To do: Pictures do not belong in the copy; quote every entry below exactly.

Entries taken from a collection
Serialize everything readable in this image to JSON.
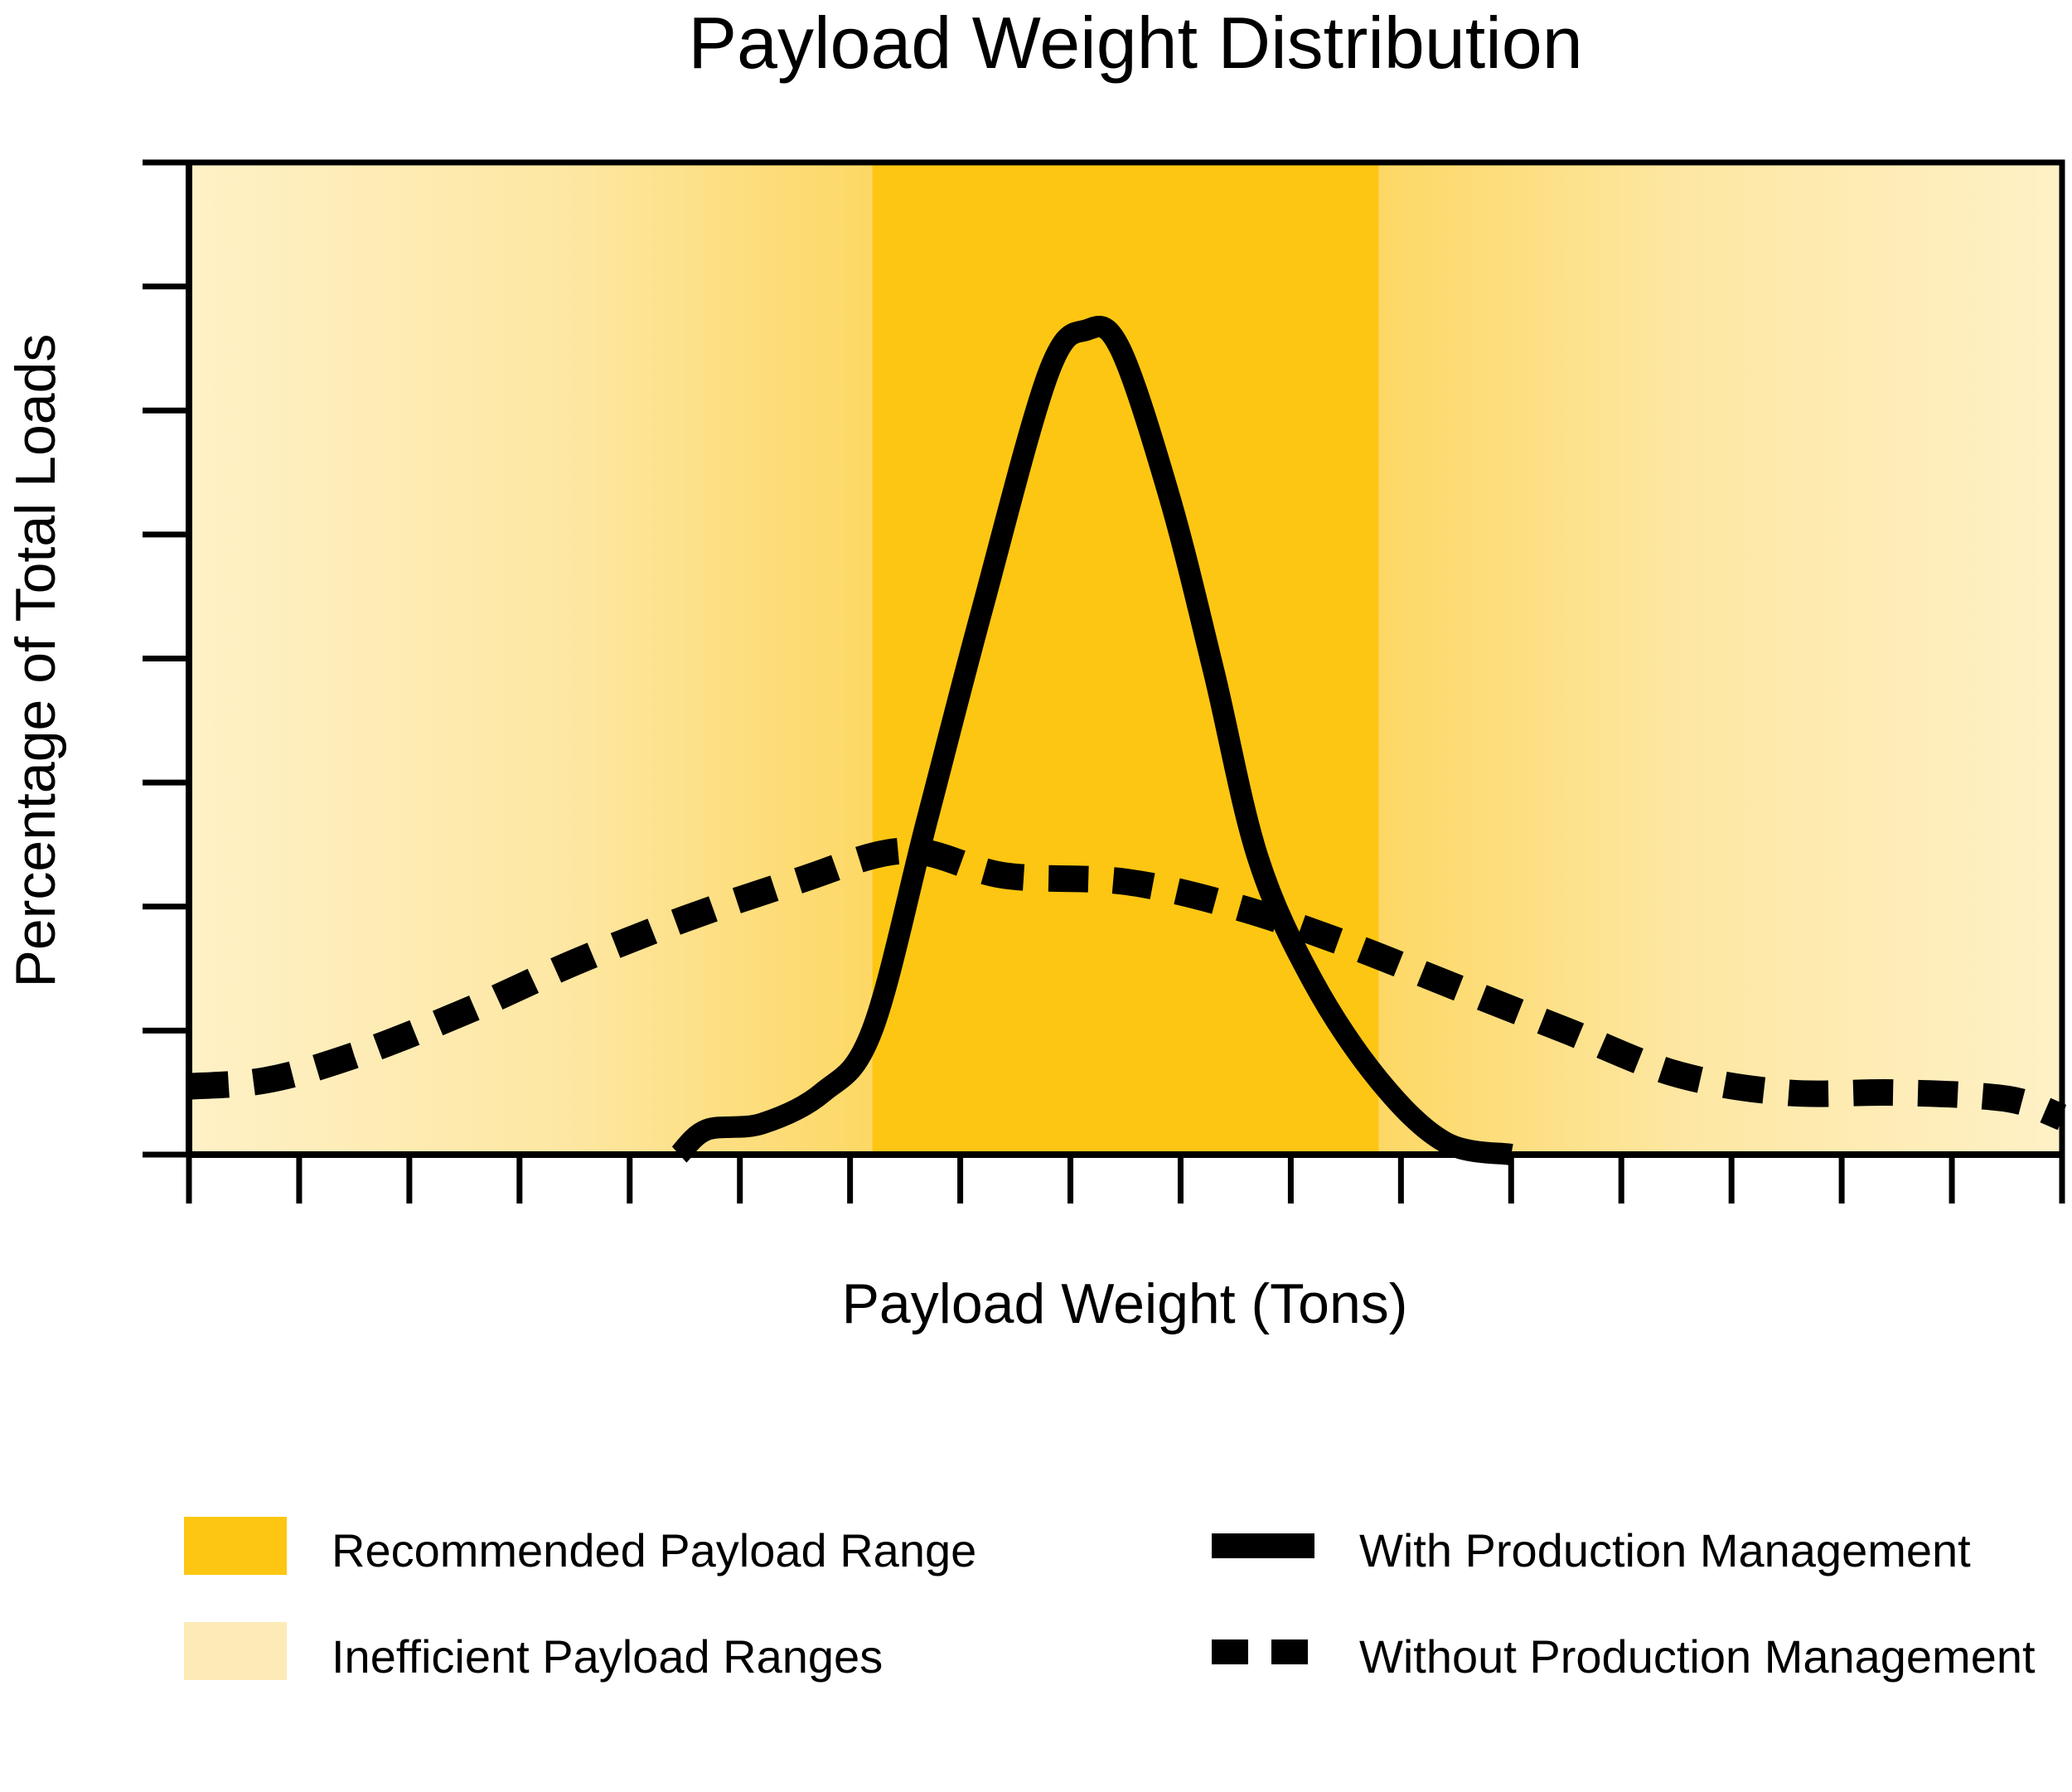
{
  "chart_data": {
    "type": "line",
    "title": "Payload Weight Distribution",
    "xlabel": "Payload Weight (Tons)",
    "ylabel": "Percentage of Total Loads",
    "xlim": [
      0,
      17
    ],
    "ylim": [
      0,
      8
    ],
    "x_tick_count": 18,
    "y_tick_count": 9,
    "x_tick_labels": [],
    "y_tick_labels": [],
    "grid": false,
    "bands": [
      {
        "name": "Recommended Payload Range",
        "kind": "recommended",
        "from": 6.2,
        "to": 10.8,
        "color": "#fdc612"
      },
      {
        "name": "Inefficient Payload Ranges",
        "kind": "inefficient",
        "from": 0,
        "to": 6.2,
        "color": "#fdebb7"
      },
      {
        "name": "Inefficient Payload Ranges",
        "kind": "inefficient",
        "from": 10.8,
        "to": 17,
        "color": "#fdebb7"
      }
    ],
    "series": [
      {
        "name": "With Production Management",
        "style": "solid",
        "color": "#000000",
        "points": [
          [
            4.45,
            0
          ],
          [
            4.7,
            0.2
          ],
          [
            5.2,
            0.25
          ],
          [
            5.75,
            0.5
          ],
          [
            6.2,
            1.0
          ],
          [
            6.7,
            2.7
          ],
          [
            7.2,
            4.4
          ],
          [
            7.8,
            6.3
          ],
          [
            8.15,
            6.65
          ],
          [
            8.45,
            6.5
          ],
          [
            8.9,
            5.3
          ],
          [
            9.3,
            3.9
          ],
          [
            9.7,
            2.4
          ],
          [
            10.2,
            1.4
          ],
          [
            10.8,
            0.6
          ],
          [
            11.4,
            0.1
          ],
          [
            12.0,
            0
          ]
        ]
      },
      {
        "name": "Without Production Management",
        "style": "dashed",
        "color": "#000000",
        "points": [
          [
            0,
            0.55
          ],
          [
            0.7,
            0.6
          ],
          [
            1.5,
            0.8
          ],
          [
            2.5,
            1.15
          ],
          [
            3.5,
            1.55
          ],
          [
            4.5,
            1.9
          ],
          [
            5.5,
            2.2
          ],
          [
            6.5,
            2.45
          ],
          [
            7.4,
            2.25
          ],
          [
            8.5,
            2.2
          ],
          [
            9.5,
            2.0
          ],
          [
            10.5,
            1.7
          ],
          [
            11.5,
            1.35
          ],
          [
            12.5,
            1.0
          ],
          [
            13.5,
            0.65
          ],
          [
            14.5,
            0.5
          ],
          [
            15.5,
            0.5
          ],
          [
            16.5,
            0.45
          ],
          [
            17.0,
            0.3
          ]
        ]
      }
    ],
    "legend": {
      "placement": "bottom",
      "items": [
        {
          "label": "Recommended Payload Range",
          "kind": "swatch",
          "color": "#fdc612"
        },
        {
          "label": "Inefficient Payload Ranges",
          "kind": "swatch",
          "color": "#fdebb7"
        },
        {
          "label": "With Production Management",
          "kind": "solid-line",
          "color": "#000000"
        },
        {
          "label": "Without Production Management",
          "kind": "dashed-line",
          "color": "#000000"
        }
      ]
    }
  }
}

Result of the task:
Serialize everything readable in this image to JSON.
{
  "chart_data": {
    "type": "line",
    "title": "Payload Weight Distribution",
    "xlabel": "Payload Weight (Tons)",
    "ylabel": "Percentage of Total Loads",
    "xlim": [
      0,
      17
    ],
    "ylim": [
      0,
      8
    ],
    "x_tick_count": 18,
    "y_tick_count": 9,
    "x_tick_labels": [],
    "y_tick_labels": [],
    "grid": false,
    "bands": [
      {
        "name": "Recommended Payload Range",
        "kind": "recommended",
        "from": 6.2,
        "to": 10.8,
        "color": "#fdc612"
      },
      {
        "name": "Inefficient Payload Ranges",
        "kind": "inefficient",
        "from": 0,
        "to": 6.2,
        "color": "#fdebb7"
      },
      {
        "name": "Inefficient Payload Ranges",
        "kind": "inefficient",
        "from": 10.8,
        "to": 17,
        "color": "#fdebb7"
      }
    ],
    "series": [
      {
        "name": "With Production Management",
        "style": "solid",
        "color": "#000000",
        "points": [
          [
            4.45,
            0
          ],
          [
            4.7,
            0.2
          ],
          [
            5.2,
            0.25
          ],
          [
            5.75,
            0.5
          ],
          [
            6.2,
            1.0
          ],
          [
            6.7,
            2.7
          ],
          [
            7.2,
            4.4
          ],
          [
            7.8,
            6.3
          ],
          [
            8.15,
            6.65
          ],
          [
            8.45,
            6.5
          ],
          [
            8.9,
            5.3
          ],
          [
            9.3,
            3.9
          ],
          [
            9.7,
            2.4
          ],
          [
            10.2,
            1.4
          ],
          [
            10.8,
            0.6
          ],
          [
            11.4,
            0.1
          ],
          [
            12.0,
            0
          ]
        ]
      },
      {
        "name": "Without Production Management",
        "style": "dashed",
        "color": "#000000",
        "points": [
          [
            0,
            0.55
          ],
          [
            0.7,
            0.6
          ],
          [
            1.5,
            0.8
          ],
          [
            2.5,
            1.15
          ],
          [
            3.5,
            1.55
          ],
          [
            4.5,
            1.9
          ],
          [
            5.5,
            2.2
          ],
          [
            6.5,
            2.45
          ],
          [
            7.4,
            2.25
          ],
          [
            8.5,
            2.2
          ],
          [
            9.5,
            2.0
          ],
          [
            10.5,
            1.7
          ],
          [
            11.5,
            1.35
          ],
          [
            12.5,
            1.0
          ],
          [
            13.5,
            0.65
          ],
          [
            14.5,
            0.5
          ],
          [
            15.5,
            0.5
          ],
          [
            16.5,
            0.45
          ],
          [
            17.0,
            0.3
          ]
        ]
      }
    ],
    "legend": {
      "placement": "bottom",
      "items": [
        {
          "label": "Recommended Payload Range",
          "kind": "swatch",
          "color": "#fdc612"
        },
        {
          "label": "Inefficient Payload Ranges",
          "kind": "swatch",
          "color": "#fdebb7"
        },
        {
          "label": "With Production Management",
          "kind": "solid-line",
          "color": "#000000"
        },
        {
          "label": "Without Production Management",
          "kind": "dashed-line",
          "color": "#000000"
        }
      ]
    }
  }
}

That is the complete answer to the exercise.